## Start
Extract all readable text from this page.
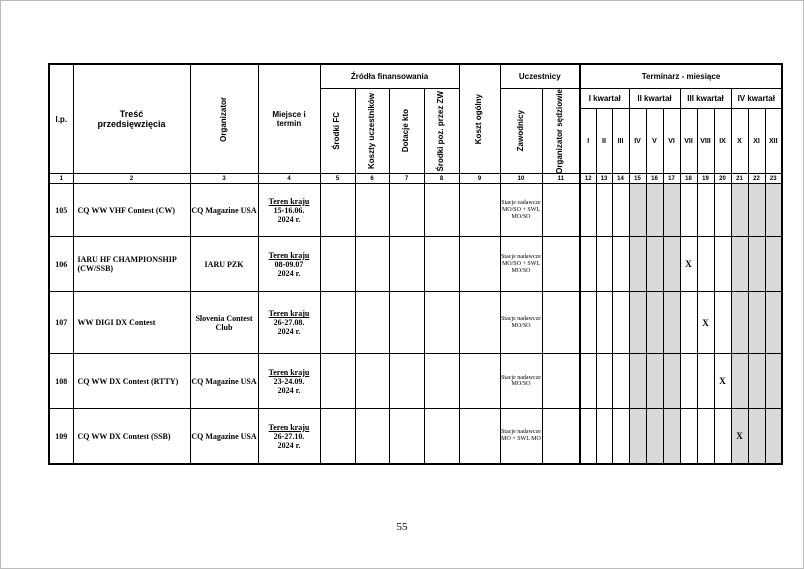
l.p.	Treść przedsięwzięcia	Organizator	Miejsce i termin	Źródła finansowania				Koszt ogólny	Uczestnicy		Terminarz - miesiące											

				Środki FC	Koszty uczestników	Dotacje kto	Środki poz. przez ZW		Zawodnicy	Organizator sędziowie	I kwartał			II kwartał			III kwartał			IV kwartał		
											I	II	III	IV	V	VI	VII	VIII	IX	X	XI	XII
1	2	3	4	5	6	7	8	9	10	11	12	13	14	15	16	17	18	19	20	21	22	23
105	CQ WW VHF Contest (CW)	CQ Magazine USA	Teren kraju
15-16.06.
2024 r.						Stacje zadawcze MO/SO + SWL MO/SO													
106	IARU HF CHAMPIONSHIP (CW/SSB)	IARU PZK	Teren kraju
08-09.07
2024 r.						Stacje nadawcze MO/SO + SWL MO/SO								X					
107	WW DIGI DX Contest	Slovenia Contest Club	Teren kraju
26-27.08.
2024 r.						Stacje nadawcze MO/SO									X				
108	CQ WW DX Contest (RTTY)	CQ Magazine USA	Teren kraju
23-24.09.
2024 r.						Stacje nadawcze MO/SO										X			
109	CQ WW DX Contest (SSB)	CQ Magazine USA	Teren kraju
26-27.10.
2024 r.						Stacje nadawcze MO + SWL MO											X		
55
## End
**Exercise**.
Pick out the lines above that hold the string "Teren" and show them.

**Solution to this task**.
105	CQ WW VHF Contest (CW)	CQ Magazine USA	Teren kraju
106	IARU HF CHAMPIONSHIP (CW/SSB)	IARU PZK	Teren kraju
107	WW DIGI DX Contest	Slovenia Contest Club	Teren kraju
108	CQ WW DX Contest (RTTY)	CQ Magazine USA	Teren kraju
109	CQ WW DX Contest (SSB)	CQ Magazine USA	Teren kraju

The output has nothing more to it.